*STATED PROBLEM*
Leaving out the pictures, please retype each record exactly.

*RECORDED DATA*
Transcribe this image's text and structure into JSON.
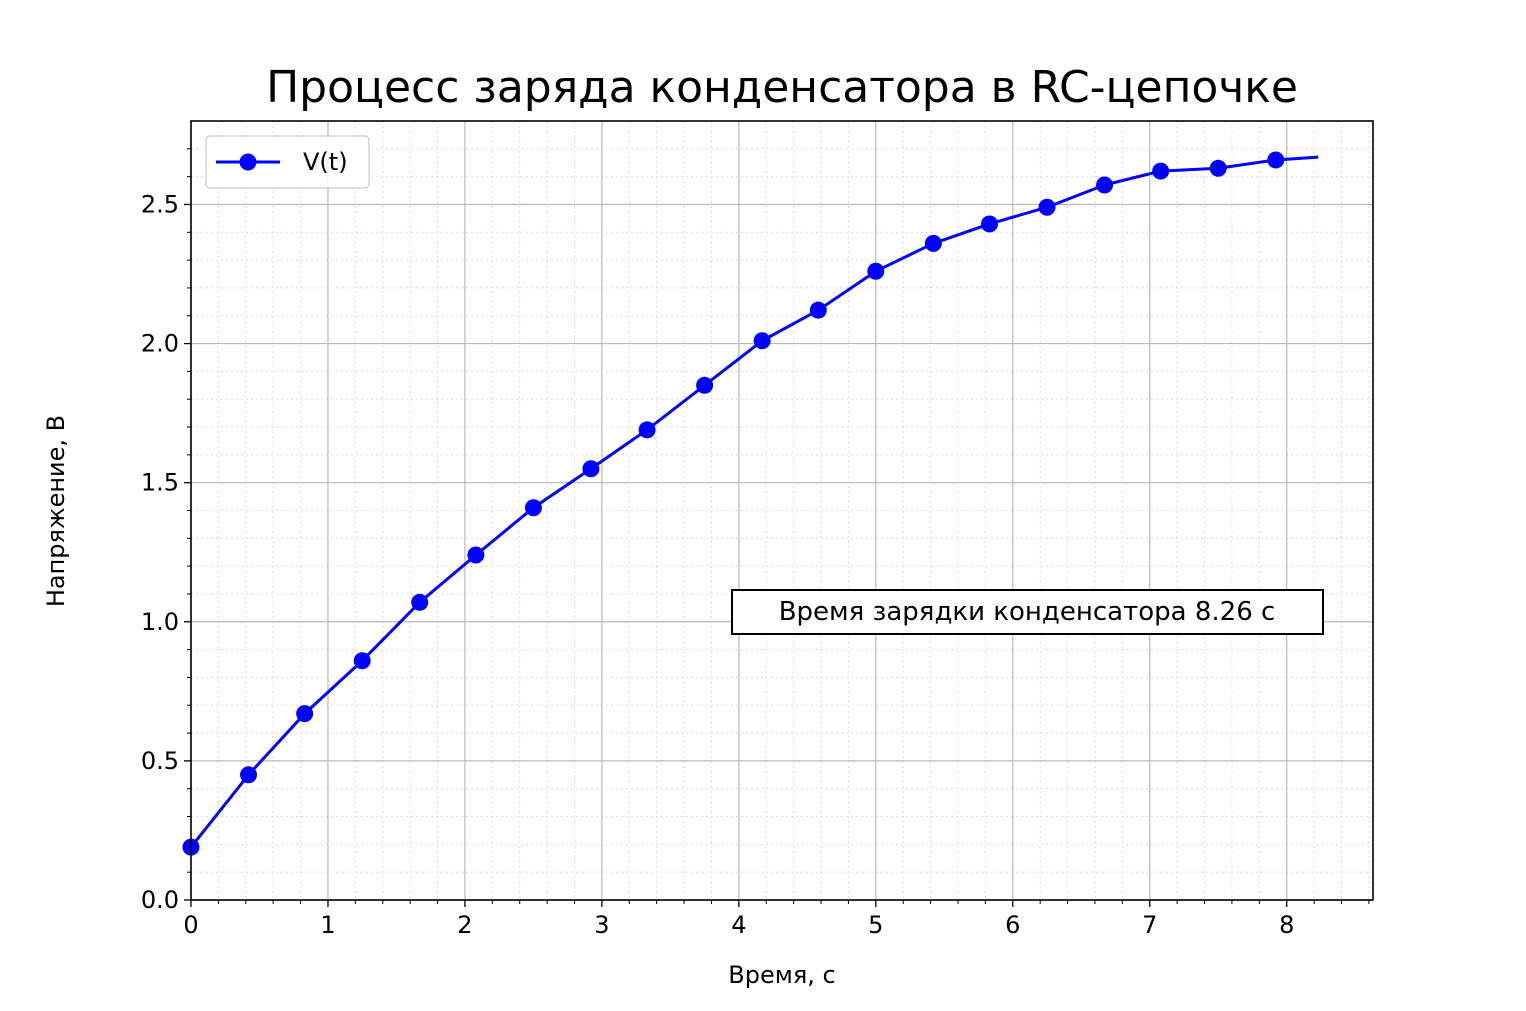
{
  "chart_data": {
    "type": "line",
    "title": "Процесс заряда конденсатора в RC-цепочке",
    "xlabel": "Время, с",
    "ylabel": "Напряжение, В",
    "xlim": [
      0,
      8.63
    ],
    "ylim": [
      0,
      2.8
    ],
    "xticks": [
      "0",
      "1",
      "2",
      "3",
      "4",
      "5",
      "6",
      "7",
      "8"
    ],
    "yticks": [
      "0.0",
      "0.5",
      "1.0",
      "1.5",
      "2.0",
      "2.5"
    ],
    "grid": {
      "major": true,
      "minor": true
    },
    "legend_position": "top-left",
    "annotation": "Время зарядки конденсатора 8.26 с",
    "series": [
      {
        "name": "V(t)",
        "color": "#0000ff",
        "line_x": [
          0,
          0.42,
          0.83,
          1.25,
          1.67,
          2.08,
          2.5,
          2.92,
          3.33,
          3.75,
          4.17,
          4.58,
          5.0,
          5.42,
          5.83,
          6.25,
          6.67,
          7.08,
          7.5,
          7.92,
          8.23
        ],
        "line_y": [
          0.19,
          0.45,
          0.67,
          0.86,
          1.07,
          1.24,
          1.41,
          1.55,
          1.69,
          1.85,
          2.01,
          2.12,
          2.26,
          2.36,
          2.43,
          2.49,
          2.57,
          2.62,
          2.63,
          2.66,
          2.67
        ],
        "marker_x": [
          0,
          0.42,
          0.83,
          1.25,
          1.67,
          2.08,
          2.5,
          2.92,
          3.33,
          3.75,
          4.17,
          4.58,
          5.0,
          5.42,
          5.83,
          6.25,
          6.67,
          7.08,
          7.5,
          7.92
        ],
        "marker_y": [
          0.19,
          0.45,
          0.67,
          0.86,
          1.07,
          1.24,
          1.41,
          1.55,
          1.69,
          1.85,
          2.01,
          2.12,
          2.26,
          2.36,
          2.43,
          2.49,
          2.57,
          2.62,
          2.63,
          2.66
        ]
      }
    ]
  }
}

*SOLUTION TO THE PROBLEM*
Transcribe this image's text and structure into JSON.
{
  "chart_data": {
    "type": "line",
    "title": "Процесс заряда конденсатора в RC-цепочке",
    "xlabel": "Время, с",
    "ylabel": "Напряжение, В",
    "xlim": [
      0,
      8.63
    ],
    "ylim": [
      0,
      2.8
    ],
    "xticks": [
      "0",
      "1",
      "2",
      "3",
      "4",
      "5",
      "6",
      "7",
      "8"
    ],
    "yticks": [
      "0.0",
      "0.5",
      "1.0",
      "1.5",
      "2.0",
      "2.5"
    ],
    "grid": {
      "major": true,
      "minor": true
    },
    "legend_position": "top-left",
    "annotation": "Время зарядки конденсатора 8.26 с",
    "series": [
      {
        "name": "V(t)",
        "color": "#0000ff",
        "line_x": [
          0,
          0.42,
          0.83,
          1.25,
          1.67,
          2.08,
          2.5,
          2.92,
          3.33,
          3.75,
          4.17,
          4.58,
          5.0,
          5.42,
          5.83,
          6.25,
          6.67,
          7.08,
          7.5,
          7.92,
          8.23
        ],
        "line_y": [
          0.19,
          0.45,
          0.67,
          0.86,
          1.07,
          1.24,
          1.41,
          1.55,
          1.69,
          1.85,
          2.01,
          2.12,
          2.26,
          2.36,
          2.43,
          2.49,
          2.57,
          2.62,
          2.63,
          2.66,
          2.67
        ],
        "marker_x": [
          0,
          0.42,
          0.83,
          1.25,
          1.67,
          2.08,
          2.5,
          2.92,
          3.33,
          3.75,
          4.17,
          4.58,
          5.0,
          5.42,
          5.83,
          6.25,
          6.67,
          7.08,
          7.5,
          7.92
        ],
        "marker_y": [
          0.19,
          0.45,
          0.67,
          0.86,
          1.07,
          1.24,
          1.41,
          1.55,
          1.69,
          1.85,
          2.01,
          2.12,
          2.26,
          2.36,
          2.43,
          2.49,
          2.57,
          2.62,
          2.63,
          2.66
        ]
      }
    ]
  }
}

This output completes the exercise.